[[ Data to use, beginning ]]
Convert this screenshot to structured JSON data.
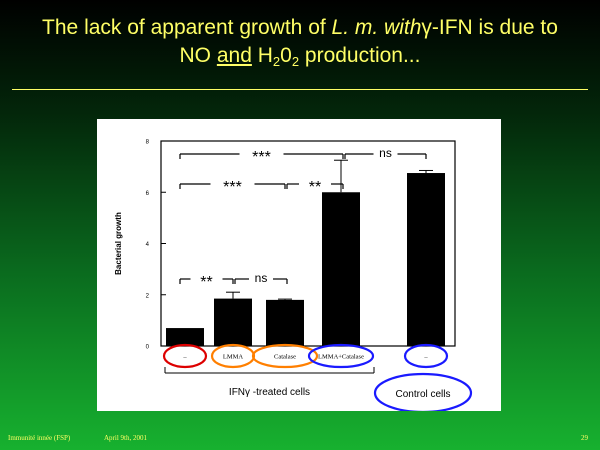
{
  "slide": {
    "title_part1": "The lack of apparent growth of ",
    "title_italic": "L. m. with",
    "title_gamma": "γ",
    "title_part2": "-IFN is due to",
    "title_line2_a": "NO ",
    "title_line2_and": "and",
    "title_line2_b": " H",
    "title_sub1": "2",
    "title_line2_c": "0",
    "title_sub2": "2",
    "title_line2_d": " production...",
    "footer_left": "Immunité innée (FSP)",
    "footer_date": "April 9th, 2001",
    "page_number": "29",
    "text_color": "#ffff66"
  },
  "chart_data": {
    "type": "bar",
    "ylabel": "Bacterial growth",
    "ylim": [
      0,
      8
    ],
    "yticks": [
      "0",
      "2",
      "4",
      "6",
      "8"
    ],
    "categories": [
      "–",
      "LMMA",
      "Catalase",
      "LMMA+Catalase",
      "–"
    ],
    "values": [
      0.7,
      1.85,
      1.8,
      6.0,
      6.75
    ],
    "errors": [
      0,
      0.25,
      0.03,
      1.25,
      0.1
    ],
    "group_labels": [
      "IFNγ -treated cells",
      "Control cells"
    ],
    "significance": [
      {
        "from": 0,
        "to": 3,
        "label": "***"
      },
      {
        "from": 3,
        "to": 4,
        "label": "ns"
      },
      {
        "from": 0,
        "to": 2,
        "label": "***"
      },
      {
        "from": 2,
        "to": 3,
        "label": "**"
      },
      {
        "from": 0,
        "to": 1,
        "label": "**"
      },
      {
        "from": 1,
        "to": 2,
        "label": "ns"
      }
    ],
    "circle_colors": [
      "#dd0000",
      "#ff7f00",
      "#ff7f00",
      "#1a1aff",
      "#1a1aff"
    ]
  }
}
[[ Data to use, end ]]
[[ Data to use, beginning ]]
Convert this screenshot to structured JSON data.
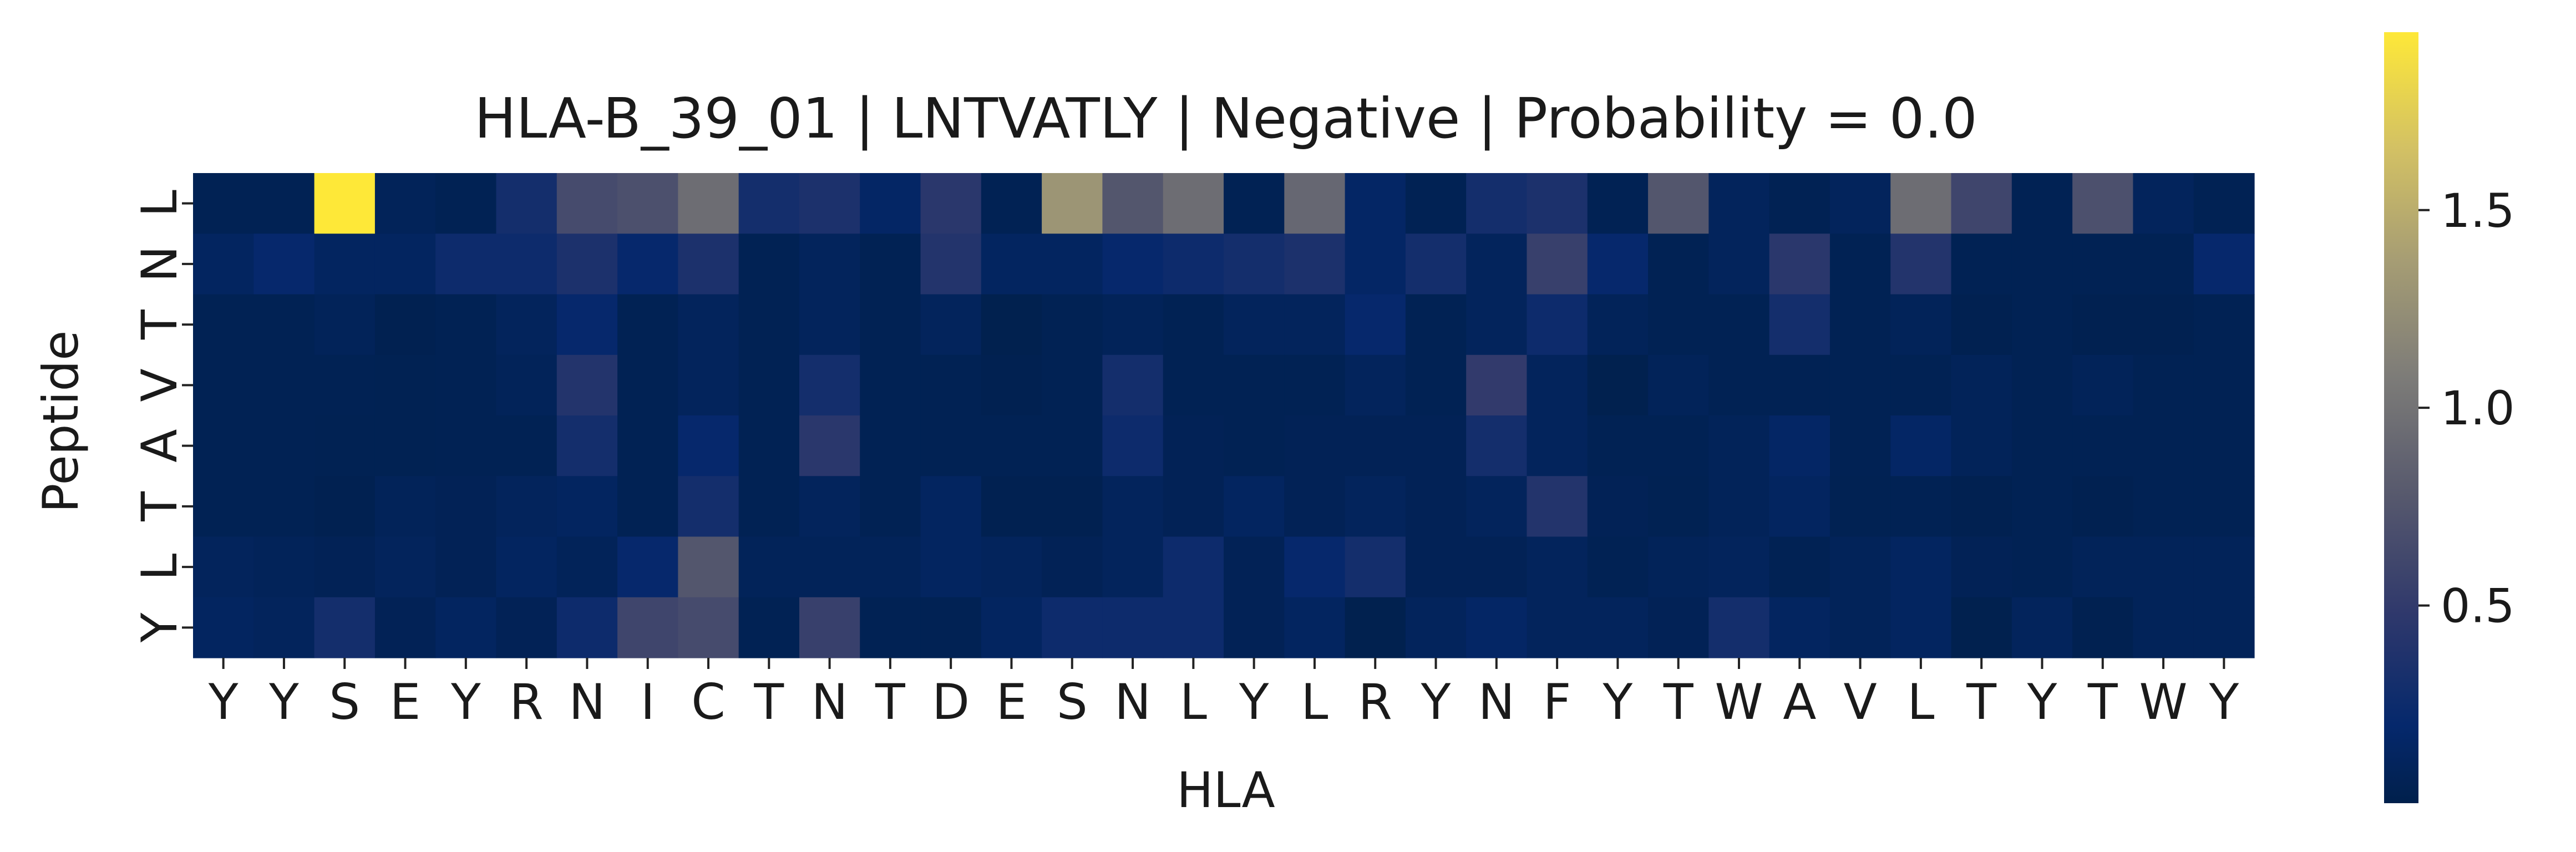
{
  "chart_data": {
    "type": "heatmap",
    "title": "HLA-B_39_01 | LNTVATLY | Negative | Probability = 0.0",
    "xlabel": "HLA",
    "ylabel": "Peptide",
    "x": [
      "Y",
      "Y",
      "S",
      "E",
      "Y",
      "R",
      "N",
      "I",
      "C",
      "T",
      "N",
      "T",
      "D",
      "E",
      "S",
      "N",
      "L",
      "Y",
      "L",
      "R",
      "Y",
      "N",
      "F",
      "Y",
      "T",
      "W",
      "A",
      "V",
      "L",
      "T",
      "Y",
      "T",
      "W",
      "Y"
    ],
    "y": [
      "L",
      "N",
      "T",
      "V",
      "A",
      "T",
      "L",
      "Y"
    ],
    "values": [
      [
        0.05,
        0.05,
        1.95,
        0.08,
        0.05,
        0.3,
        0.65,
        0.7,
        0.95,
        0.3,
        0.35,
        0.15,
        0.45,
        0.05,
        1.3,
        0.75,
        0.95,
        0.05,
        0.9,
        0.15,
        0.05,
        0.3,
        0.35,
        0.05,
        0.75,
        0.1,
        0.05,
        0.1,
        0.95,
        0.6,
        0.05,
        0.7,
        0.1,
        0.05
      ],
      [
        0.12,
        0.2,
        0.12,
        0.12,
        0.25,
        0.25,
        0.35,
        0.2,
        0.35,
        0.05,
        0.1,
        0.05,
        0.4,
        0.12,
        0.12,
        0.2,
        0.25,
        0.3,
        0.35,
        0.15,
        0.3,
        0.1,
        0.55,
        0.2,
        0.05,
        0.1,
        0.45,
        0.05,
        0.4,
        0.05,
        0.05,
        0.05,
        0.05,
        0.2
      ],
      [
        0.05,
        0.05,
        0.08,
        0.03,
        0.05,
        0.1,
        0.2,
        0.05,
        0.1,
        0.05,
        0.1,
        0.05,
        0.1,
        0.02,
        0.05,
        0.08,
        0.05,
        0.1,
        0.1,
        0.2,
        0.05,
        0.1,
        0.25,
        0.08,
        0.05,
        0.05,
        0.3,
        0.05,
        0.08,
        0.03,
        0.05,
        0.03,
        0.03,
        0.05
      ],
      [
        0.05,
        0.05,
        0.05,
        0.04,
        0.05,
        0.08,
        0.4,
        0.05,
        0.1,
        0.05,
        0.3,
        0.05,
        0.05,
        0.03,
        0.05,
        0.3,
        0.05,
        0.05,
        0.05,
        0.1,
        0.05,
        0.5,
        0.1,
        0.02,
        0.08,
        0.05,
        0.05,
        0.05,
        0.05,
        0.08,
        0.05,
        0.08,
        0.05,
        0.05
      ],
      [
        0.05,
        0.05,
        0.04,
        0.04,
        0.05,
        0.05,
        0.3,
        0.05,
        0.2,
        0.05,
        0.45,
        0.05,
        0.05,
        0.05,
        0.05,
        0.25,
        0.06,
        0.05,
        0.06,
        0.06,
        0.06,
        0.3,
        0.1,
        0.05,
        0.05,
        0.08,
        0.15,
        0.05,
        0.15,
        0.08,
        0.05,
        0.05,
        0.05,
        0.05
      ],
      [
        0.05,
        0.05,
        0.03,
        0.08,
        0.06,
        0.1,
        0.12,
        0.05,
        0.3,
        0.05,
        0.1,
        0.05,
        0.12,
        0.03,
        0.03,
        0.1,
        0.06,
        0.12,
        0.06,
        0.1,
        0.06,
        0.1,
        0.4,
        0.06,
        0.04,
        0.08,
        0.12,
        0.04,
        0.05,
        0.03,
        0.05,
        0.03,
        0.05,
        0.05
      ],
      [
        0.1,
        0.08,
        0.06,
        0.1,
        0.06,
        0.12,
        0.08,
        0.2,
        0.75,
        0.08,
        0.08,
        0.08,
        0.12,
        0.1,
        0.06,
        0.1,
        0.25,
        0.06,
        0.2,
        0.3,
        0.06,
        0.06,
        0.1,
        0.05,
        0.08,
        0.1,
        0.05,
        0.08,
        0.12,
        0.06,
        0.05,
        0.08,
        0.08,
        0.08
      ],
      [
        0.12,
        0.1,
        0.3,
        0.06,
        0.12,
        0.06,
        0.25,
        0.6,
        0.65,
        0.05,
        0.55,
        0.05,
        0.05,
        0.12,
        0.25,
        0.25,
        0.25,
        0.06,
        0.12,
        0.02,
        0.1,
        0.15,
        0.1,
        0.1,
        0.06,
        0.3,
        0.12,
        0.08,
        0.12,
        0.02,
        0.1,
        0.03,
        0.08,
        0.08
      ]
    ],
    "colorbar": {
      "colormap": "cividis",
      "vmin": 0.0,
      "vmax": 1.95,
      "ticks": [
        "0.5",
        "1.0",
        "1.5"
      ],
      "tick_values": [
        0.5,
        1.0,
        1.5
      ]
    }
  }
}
[[ Data to use, end ]]
In the records shown above, how many lines include the word "ylabel"? Answer with the number only.

=== Answer for the task ===
2